TASK TO COMPLETE
How many of the lines contain the string "synthetic"? Give the number, with no other words.
^^^^^^^^^^^^^^^^
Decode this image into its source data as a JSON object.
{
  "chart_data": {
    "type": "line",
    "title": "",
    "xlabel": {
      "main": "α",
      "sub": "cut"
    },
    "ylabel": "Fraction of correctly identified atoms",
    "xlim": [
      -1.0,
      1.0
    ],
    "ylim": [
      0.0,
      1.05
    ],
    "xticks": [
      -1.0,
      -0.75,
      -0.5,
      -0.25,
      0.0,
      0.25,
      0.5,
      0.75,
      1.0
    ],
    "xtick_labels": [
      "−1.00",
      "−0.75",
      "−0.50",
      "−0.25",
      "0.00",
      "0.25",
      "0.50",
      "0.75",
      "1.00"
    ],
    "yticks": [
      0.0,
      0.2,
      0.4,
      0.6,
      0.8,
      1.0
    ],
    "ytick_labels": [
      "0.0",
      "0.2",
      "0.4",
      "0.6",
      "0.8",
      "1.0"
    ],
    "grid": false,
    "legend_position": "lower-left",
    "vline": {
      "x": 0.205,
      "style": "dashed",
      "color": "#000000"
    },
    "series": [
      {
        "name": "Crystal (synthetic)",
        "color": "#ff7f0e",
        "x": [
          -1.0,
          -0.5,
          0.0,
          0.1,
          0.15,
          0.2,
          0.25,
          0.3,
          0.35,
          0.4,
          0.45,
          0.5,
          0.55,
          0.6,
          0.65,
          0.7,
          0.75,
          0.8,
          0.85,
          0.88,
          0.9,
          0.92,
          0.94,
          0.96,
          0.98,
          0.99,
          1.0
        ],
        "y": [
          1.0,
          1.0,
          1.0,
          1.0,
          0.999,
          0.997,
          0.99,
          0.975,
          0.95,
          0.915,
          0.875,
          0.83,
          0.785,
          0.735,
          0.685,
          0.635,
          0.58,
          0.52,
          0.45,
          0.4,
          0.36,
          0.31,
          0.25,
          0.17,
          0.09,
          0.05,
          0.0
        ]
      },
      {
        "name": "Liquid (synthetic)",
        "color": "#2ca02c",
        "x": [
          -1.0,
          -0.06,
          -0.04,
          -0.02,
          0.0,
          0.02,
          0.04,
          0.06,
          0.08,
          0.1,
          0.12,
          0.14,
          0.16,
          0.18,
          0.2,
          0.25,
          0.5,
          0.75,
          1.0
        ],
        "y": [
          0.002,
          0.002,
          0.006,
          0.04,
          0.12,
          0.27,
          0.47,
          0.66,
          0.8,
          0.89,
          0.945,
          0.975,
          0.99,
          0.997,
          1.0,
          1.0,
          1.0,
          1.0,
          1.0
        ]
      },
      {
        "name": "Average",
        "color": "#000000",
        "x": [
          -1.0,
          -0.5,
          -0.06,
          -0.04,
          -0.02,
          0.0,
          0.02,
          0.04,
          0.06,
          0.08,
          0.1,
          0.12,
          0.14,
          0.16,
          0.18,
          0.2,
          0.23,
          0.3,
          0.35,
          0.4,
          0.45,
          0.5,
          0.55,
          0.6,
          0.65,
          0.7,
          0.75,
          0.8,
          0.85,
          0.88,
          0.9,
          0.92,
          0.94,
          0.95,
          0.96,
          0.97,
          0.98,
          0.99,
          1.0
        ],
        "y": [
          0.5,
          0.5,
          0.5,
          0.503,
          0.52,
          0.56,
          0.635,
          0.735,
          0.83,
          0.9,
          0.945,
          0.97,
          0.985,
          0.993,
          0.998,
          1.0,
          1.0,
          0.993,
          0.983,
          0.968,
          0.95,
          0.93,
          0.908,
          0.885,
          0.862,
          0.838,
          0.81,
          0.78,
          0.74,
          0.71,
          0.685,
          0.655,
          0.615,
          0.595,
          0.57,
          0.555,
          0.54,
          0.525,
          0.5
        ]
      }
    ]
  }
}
^^^^^^^^^^^^^^^^
ANSWER TO THIS TASK
2